WORK REQUIRED → Below are records. Copy every line with "anyone" in it.

######

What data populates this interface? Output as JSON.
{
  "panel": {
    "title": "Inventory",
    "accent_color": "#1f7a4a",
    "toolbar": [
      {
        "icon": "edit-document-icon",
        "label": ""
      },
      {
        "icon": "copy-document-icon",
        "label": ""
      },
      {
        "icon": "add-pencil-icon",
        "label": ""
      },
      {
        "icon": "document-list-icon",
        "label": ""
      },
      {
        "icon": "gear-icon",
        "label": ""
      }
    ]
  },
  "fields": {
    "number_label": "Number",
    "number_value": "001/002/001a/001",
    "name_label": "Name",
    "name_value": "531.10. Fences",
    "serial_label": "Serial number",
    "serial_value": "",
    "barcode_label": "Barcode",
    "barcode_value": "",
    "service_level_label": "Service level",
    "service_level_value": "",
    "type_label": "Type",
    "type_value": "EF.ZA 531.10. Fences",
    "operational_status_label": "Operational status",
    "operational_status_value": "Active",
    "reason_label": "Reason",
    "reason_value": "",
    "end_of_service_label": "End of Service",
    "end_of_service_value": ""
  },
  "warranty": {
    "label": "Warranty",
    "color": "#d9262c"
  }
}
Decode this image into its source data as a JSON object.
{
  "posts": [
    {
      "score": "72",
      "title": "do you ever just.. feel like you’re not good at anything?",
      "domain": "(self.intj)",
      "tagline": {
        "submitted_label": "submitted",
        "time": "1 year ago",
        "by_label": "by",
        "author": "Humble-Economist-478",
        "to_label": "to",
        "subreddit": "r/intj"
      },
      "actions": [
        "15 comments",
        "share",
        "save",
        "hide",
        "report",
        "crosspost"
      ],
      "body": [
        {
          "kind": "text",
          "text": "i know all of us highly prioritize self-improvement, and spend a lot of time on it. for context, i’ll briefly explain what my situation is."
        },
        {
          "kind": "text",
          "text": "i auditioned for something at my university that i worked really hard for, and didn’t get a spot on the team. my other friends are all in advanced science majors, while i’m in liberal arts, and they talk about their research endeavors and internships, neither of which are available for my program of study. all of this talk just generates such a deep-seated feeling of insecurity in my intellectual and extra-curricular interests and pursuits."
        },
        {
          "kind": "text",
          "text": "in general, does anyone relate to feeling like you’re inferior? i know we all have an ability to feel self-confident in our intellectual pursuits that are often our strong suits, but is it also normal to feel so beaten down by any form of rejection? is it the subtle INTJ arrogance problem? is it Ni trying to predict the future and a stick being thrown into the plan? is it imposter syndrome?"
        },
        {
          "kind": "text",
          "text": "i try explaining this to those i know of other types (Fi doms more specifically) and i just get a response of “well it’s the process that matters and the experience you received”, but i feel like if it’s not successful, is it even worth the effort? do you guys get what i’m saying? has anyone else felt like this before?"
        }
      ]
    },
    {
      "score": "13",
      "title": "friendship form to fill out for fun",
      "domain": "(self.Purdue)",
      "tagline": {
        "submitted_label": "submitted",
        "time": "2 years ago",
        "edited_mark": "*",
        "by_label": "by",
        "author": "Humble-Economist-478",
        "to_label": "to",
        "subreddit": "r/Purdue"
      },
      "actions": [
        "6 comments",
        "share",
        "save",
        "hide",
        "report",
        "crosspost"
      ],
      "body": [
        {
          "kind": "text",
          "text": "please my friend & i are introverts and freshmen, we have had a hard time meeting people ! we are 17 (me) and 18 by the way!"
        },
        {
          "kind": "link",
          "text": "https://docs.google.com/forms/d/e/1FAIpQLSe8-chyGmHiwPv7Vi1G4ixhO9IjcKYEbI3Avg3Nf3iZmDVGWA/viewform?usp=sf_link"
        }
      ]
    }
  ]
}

######

WRITTEN SOLUTION →
          "text": "in general, does anyone relate to feeling like you’re inferior? i know we all have an ability to feel self-confident in our intellectual pursuits that are often our strong suits, but is it also normal to feel so beaten down by any form of rejection? is it the subtle INTJ arrogance problem? is it Ni trying to predict the future and a stick being thrown into the plan? is it imposter syndrome?"
          "text": "i try explaining this to those i know of other types (Fi doms more specifically) and i just get a response of “well it’s the process that matters and the experience you received”, but i feel like if it’s not successful, is it even worth the effort? do you guys get what i’m saying? has anyone else felt like this before?"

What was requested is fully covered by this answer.